**To be done**
Please give the entries again in full and exactly, without any picture.

**Given records**
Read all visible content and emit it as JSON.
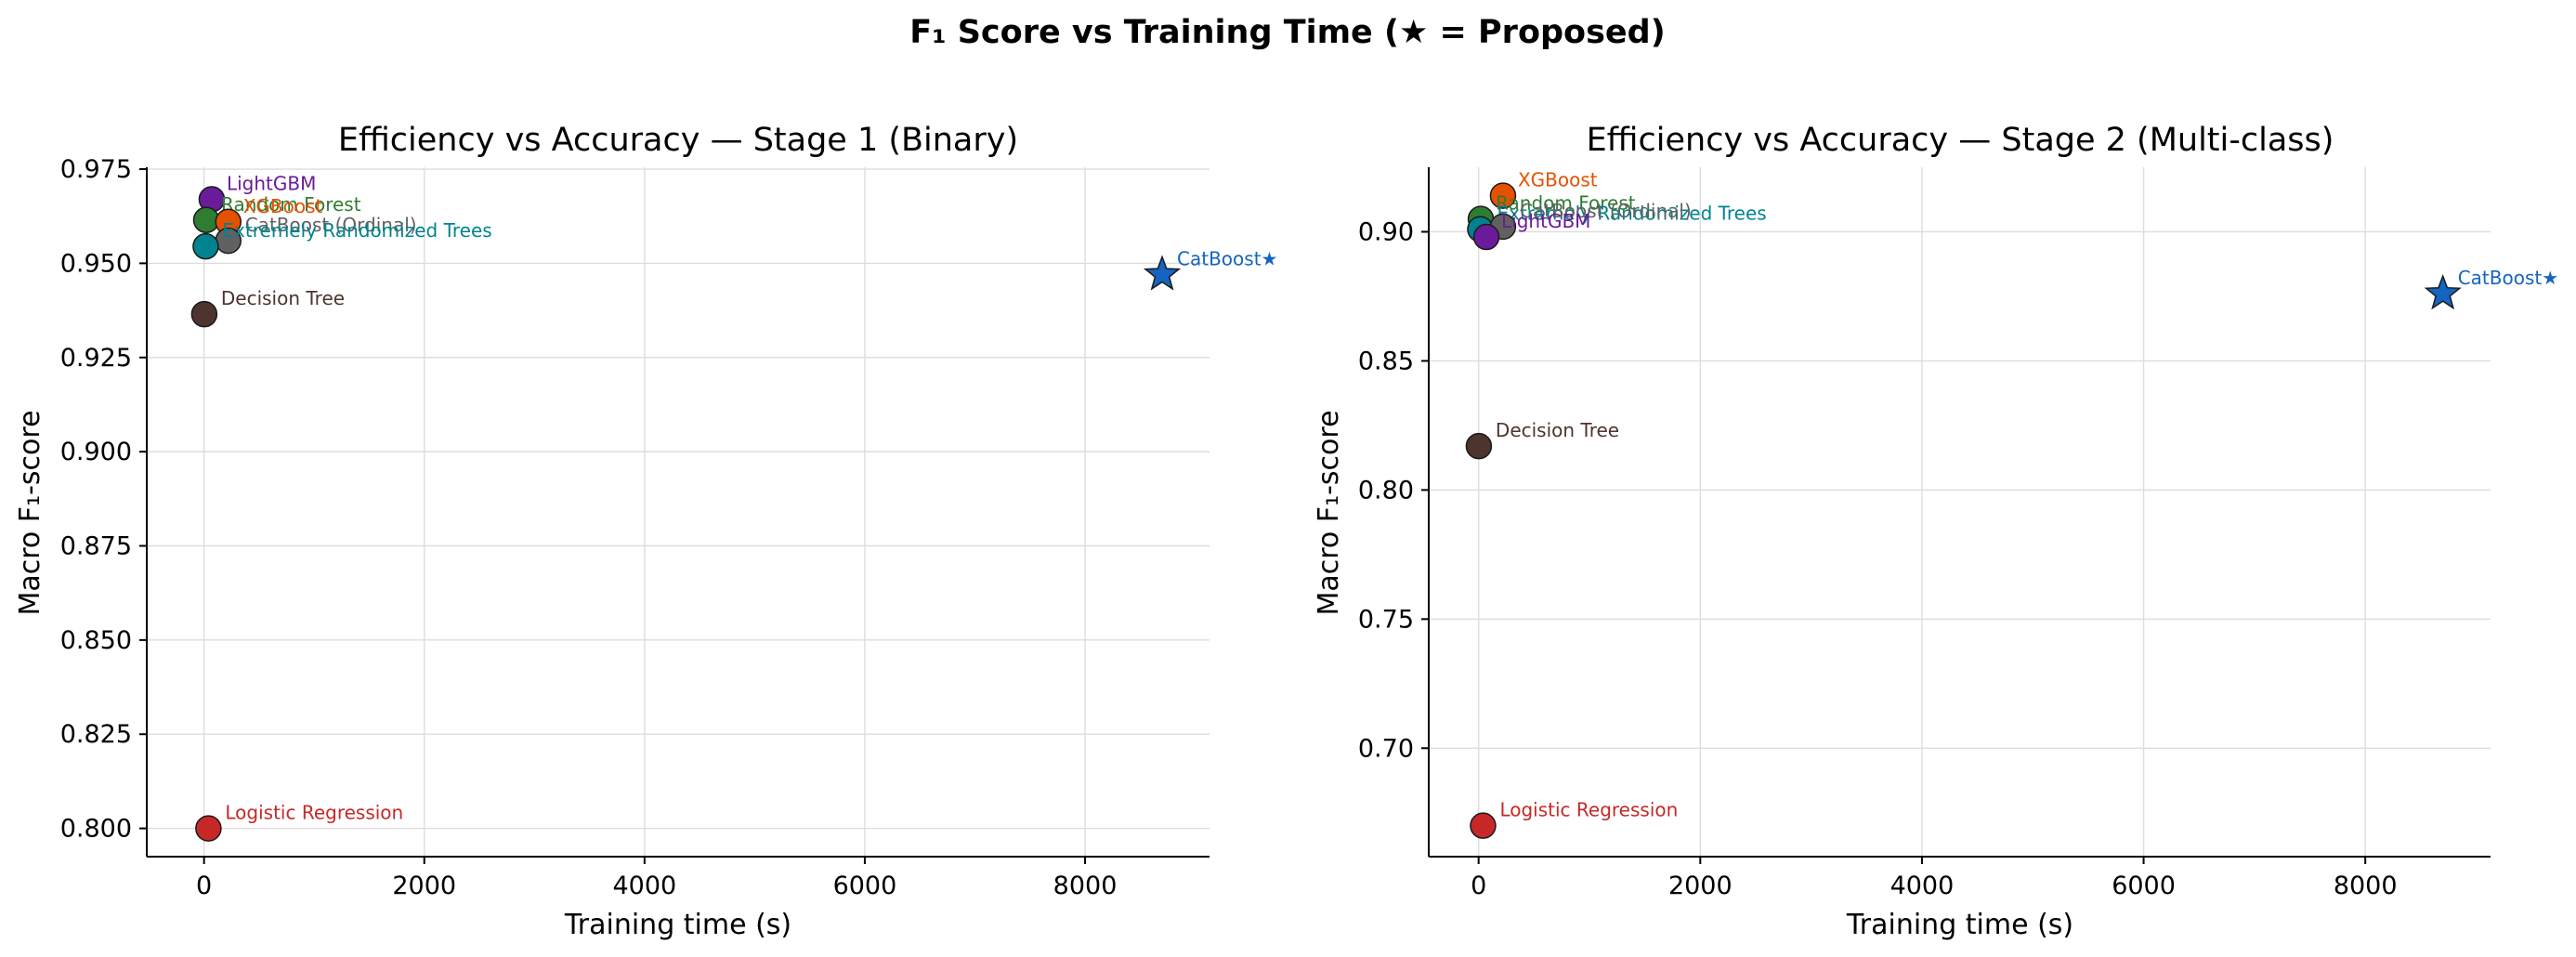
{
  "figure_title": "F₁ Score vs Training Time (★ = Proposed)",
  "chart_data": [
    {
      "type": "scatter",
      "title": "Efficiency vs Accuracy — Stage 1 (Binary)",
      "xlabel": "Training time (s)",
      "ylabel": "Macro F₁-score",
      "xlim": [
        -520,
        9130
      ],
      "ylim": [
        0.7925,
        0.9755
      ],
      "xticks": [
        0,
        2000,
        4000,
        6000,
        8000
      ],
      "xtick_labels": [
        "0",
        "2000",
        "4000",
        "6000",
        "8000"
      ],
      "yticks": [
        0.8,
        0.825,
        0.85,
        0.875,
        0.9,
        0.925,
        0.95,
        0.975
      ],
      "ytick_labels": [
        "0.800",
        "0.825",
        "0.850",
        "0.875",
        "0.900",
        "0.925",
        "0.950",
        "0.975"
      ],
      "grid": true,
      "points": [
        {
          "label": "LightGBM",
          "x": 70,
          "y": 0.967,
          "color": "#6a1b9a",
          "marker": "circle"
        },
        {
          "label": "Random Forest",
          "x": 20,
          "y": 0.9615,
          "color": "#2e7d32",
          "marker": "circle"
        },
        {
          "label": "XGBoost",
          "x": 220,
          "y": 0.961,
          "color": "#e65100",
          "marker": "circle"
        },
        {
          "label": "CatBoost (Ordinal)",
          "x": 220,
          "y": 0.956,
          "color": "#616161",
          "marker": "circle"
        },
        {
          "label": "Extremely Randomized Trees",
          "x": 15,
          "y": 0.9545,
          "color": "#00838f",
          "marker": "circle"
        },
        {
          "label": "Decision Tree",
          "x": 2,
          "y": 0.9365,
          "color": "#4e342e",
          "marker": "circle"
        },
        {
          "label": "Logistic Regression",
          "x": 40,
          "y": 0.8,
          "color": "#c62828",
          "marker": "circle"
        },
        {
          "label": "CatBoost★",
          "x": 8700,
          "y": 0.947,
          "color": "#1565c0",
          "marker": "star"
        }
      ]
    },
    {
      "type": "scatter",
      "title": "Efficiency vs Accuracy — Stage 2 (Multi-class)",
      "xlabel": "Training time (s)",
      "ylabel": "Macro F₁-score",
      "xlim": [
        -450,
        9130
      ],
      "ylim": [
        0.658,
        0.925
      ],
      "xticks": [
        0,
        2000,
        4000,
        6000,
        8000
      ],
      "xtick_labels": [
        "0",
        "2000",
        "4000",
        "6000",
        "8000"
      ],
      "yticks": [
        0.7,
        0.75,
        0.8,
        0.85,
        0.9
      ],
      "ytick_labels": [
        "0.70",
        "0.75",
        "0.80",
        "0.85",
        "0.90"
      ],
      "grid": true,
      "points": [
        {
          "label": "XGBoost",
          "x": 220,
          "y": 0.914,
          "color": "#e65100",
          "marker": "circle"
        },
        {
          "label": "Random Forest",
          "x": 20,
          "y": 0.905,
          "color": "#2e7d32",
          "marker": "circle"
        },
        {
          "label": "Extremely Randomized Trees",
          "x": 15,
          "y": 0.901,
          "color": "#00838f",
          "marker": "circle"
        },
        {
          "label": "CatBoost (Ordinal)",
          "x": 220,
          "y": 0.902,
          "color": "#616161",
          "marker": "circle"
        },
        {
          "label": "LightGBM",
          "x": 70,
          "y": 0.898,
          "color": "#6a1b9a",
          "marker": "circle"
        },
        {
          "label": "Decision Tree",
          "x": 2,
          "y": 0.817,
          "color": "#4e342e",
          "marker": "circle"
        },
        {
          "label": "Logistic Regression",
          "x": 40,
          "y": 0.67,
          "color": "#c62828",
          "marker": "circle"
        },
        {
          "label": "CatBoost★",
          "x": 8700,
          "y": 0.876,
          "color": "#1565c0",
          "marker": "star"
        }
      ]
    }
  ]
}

**Task response**
Read all visible content and emit it as JSON.
{
  "figure_title": "F₁ Score vs Training Time (★ = Proposed)",
  "chart_data": [
    {
      "type": "scatter",
      "title": "Efficiency vs Accuracy — Stage 1 (Binary)",
      "xlabel": "Training time (s)",
      "ylabel": "Macro F₁-score",
      "xlim": [
        -520,
        9130
      ],
      "ylim": [
        0.7925,
        0.9755
      ],
      "xticks": [
        0,
        2000,
        4000,
        6000,
        8000
      ],
      "xtick_labels": [
        "0",
        "2000",
        "4000",
        "6000",
        "8000"
      ],
      "yticks": [
        0.8,
        0.825,
        0.85,
        0.875,
        0.9,
        0.925,
        0.95,
        0.975
      ],
      "ytick_labels": [
        "0.800",
        "0.825",
        "0.850",
        "0.875",
        "0.900",
        "0.925",
        "0.950",
        "0.975"
      ],
      "grid": true,
      "points": [
        {
          "label": "LightGBM",
          "x": 70,
          "y": 0.967,
          "color": "#6a1b9a",
          "marker": "circle"
        },
        {
          "label": "Random Forest",
          "x": 20,
          "y": 0.9615,
          "color": "#2e7d32",
          "marker": "circle"
        },
        {
          "label": "XGBoost",
          "x": 220,
          "y": 0.961,
          "color": "#e65100",
          "marker": "circle"
        },
        {
          "label": "CatBoost (Ordinal)",
          "x": 220,
          "y": 0.956,
          "color": "#616161",
          "marker": "circle"
        },
        {
          "label": "Extremely Randomized Trees",
          "x": 15,
          "y": 0.9545,
          "color": "#00838f",
          "marker": "circle"
        },
        {
          "label": "Decision Tree",
          "x": 2,
          "y": 0.9365,
          "color": "#4e342e",
          "marker": "circle"
        },
        {
          "label": "Logistic Regression",
          "x": 40,
          "y": 0.8,
          "color": "#c62828",
          "marker": "circle"
        },
        {
          "label": "CatBoost★",
          "x": 8700,
          "y": 0.947,
          "color": "#1565c0",
          "marker": "star"
        }
      ]
    },
    {
      "type": "scatter",
      "title": "Efficiency vs Accuracy — Stage 2 (Multi-class)",
      "xlabel": "Training time (s)",
      "ylabel": "Macro F₁-score",
      "xlim": [
        -450,
        9130
      ],
      "ylim": [
        0.658,
        0.925
      ],
      "xticks": [
        0,
        2000,
        4000,
        6000,
        8000
      ],
      "xtick_labels": [
        "0",
        "2000",
        "4000",
        "6000",
        "8000"
      ],
      "yticks": [
        0.7,
        0.75,
        0.8,
        0.85,
        0.9
      ],
      "ytick_labels": [
        "0.70",
        "0.75",
        "0.80",
        "0.85",
        "0.90"
      ],
      "grid": true,
      "points": [
        {
          "label": "XGBoost",
          "x": 220,
          "y": 0.914,
          "color": "#e65100",
          "marker": "circle"
        },
        {
          "label": "Random Forest",
          "x": 20,
          "y": 0.905,
          "color": "#2e7d32",
          "marker": "circle"
        },
        {
          "label": "Extremely Randomized Trees",
          "x": 15,
          "y": 0.901,
          "color": "#00838f",
          "marker": "circle"
        },
        {
          "label": "CatBoost (Ordinal)",
          "x": 220,
          "y": 0.902,
          "color": "#616161",
          "marker": "circle"
        },
        {
          "label": "LightGBM",
          "x": 70,
          "y": 0.898,
          "color": "#6a1b9a",
          "marker": "circle"
        },
        {
          "label": "Decision Tree",
          "x": 2,
          "y": 0.817,
          "color": "#4e342e",
          "marker": "circle"
        },
        {
          "label": "Logistic Regression",
          "x": 40,
          "y": 0.67,
          "color": "#c62828",
          "marker": "circle"
        },
        {
          "label": "CatBoost★",
          "x": 8700,
          "y": 0.876,
          "color": "#1565c0",
          "marker": "star"
        }
      ]
    }
  ]
}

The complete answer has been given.